• _What to work on_: Repeat the material exactly, every line of it.

• _Provided data_:
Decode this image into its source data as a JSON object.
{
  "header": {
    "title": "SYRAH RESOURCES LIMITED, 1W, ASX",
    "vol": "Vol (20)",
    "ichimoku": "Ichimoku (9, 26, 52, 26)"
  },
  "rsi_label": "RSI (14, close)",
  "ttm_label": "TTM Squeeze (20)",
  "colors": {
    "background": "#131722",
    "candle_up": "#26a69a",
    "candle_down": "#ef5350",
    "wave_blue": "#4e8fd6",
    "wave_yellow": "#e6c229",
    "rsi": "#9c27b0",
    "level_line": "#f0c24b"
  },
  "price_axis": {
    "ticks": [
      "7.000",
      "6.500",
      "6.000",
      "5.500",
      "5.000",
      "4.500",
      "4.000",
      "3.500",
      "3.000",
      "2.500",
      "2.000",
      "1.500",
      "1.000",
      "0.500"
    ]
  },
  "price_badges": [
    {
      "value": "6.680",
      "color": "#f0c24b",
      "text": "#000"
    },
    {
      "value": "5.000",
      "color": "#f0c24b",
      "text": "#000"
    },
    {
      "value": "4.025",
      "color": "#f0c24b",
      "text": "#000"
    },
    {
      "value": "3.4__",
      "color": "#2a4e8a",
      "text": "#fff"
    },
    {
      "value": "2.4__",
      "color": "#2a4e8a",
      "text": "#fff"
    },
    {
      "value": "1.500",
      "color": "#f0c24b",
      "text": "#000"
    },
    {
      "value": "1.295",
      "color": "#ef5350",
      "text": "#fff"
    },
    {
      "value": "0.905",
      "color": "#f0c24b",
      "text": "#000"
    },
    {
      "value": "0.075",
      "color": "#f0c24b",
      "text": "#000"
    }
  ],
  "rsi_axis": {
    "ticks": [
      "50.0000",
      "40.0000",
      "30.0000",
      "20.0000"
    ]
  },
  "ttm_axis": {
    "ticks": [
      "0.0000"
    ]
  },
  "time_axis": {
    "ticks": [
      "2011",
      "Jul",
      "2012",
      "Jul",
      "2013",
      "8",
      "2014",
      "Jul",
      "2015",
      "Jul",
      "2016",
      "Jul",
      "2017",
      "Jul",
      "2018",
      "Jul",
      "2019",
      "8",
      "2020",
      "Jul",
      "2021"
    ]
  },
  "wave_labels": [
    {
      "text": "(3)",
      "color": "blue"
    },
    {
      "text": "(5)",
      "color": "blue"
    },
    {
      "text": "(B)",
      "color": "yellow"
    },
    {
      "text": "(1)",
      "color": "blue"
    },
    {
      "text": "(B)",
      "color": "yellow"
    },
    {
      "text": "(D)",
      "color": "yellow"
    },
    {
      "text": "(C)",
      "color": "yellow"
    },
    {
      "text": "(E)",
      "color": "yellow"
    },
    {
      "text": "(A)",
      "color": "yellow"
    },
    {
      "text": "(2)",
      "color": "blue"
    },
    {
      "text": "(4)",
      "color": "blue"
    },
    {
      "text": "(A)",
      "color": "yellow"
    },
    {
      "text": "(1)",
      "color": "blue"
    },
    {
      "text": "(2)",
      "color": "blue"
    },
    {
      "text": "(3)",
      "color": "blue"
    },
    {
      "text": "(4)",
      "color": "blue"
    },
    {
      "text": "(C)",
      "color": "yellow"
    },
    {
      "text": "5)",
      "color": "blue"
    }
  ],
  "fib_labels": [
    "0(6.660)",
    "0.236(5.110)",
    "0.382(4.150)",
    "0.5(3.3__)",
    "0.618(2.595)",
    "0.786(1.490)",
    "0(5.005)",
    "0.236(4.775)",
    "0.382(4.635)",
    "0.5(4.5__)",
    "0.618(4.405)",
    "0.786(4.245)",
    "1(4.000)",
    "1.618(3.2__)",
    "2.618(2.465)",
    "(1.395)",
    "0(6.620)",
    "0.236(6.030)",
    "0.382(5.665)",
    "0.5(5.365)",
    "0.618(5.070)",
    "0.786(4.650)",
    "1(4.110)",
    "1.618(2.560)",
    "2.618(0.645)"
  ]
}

• _Task response_:
Decode this image into its source data as a JSON object.
{
  "header": {
    "title": "SYRAH RESOURCES LIMITED, 1W, ASX",
    "vol": "Vol (20)",
    "ichimoku": "Ichimoku (9, 26, 52, 26)"
  },
  "rsi_label": "RSI (14, close)",
  "ttm_label": "TTM Squeeze (20)",
  "colors": {
    "background": "#131722",
    "candle_up": "#26a69a",
    "candle_down": "#ef5350",
    "wave_blue": "#4e8fd6",
    "wave_yellow": "#e6c229",
    "rsi": "#9c27b0",
    "level_line": "#f0c24b"
  },
  "price_axis": {
    "ticks": [
      "7.000",
      "6.500",
      "6.000",
      "5.500",
      "5.000",
      "4.500",
      "4.000",
      "3.500",
      "3.000",
      "2.500",
      "2.000",
      "1.500",
      "1.000",
      "0.500"
    ]
  },
  "price_badges": [
    {
      "value": "6.680",
      "color": "#f0c24b",
      "text": "#000"
    },
    {
      "value": "5.000",
      "color": "#f0c24b",
      "text": "#000"
    },
    {
      "value": "4.025",
      "color": "#f0c24b",
      "text": "#000"
    },
    {
      "value": "3.4__",
      "color": "#2a4e8a",
      "text": "#fff"
    },
    {
      "value": "2.4__",
      "color": "#2a4e8a",
      "text": "#fff"
    },
    {
      "value": "1.500",
      "color": "#f0c24b",
      "text": "#000"
    },
    {
      "value": "1.295",
      "color": "#ef5350",
      "text": "#fff"
    },
    {
      "value": "0.905",
      "color": "#f0c24b",
      "text": "#000"
    },
    {
      "value": "0.075",
      "color": "#f0c24b",
      "text": "#000"
    }
  ],
  "rsi_axis": {
    "ticks": [
      "50.0000",
      "40.0000",
      "30.0000",
      "20.0000"
    ]
  },
  "ttm_axis": {
    "ticks": [
      "0.0000"
    ]
  },
  "time_axis": {
    "ticks": [
      "2011",
      "Jul",
      "2012",
      "Jul",
      "2013",
      "8",
      "2014",
      "Jul",
      "2015",
      "Jul",
      "2016",
      "Jul",
      "2017",
      "Jul",
      "2018",
      "Jul",
      "2019",
      "8",
      "2020",
      "Jul",
      "2021"
    ]
  },
  "wave_labels": [
    {
      "text": "(3)",
      "color": "blue"
    },
    {
      "text": "(5)",
      "color": "blue"
    },
    {
      "text": "(B)",
      "color": "yellow"
    },
    {
      "text": "(1)",
      "color": "blue"
    },
    {
      "text": "(B)",
      "color": "yellow"
    },
    {
      "text": "(D)",
      "color": "yellow"
    },
    {
      "text": "(C)",
      "color": "yellow"
    },
    {
      "text": "(E)",
      "color": "yellow"
    },
    {
      "text": "(A)",
      "color": "yellow"
    },
    {
      "text": "(2)",
      "color": "blue"
    },
    {
      "text": "(4)",
      "color": "blue"
    },
    {
      "text": "(A)",
      "color": "yellow"
    },
    {
      "text": "(1)",
      "color": "blue"
    },
    {
      "text": "(2)",
      "color": "blue"
    },
    {
      "text": "(3)",
      "color": "blue"
    },
    {
      "text": "(4)",
      "color": "blue"
    },
    {
      "text": "(C)",
      "color": "yellow"
    },
    {
      "text": "5)",
      "color": "blue"
    }
  ],
  "fib_labels": [
    "0(6.660)",
    "0.236(5.110)",
    "0.382(4.150)",
    "0.5(3.3__)",
    "0.618(2.595)",
    "0.786(1.490)",
    "0(5.005)",
    "0.236(4.775)",
    "0.382(4.635)",
    "0.5(4.5__)",
    "0.618(4.405)",
    "0.786(4.245)",
    "1(4.000)",
    "1.618(3.2__)",
    "2.618(2.465)",
    "(1.395)",
    "0(6.620)",
    "0.236(6.030)",
    "0.382(5.665)",
    "0.5(5.365)",
    "0.618(5.070)",
    "0.786(4.650)",
    "1(4.110)",
    "1.618(2.560)",
    "2.618(0.645)"
  ]
}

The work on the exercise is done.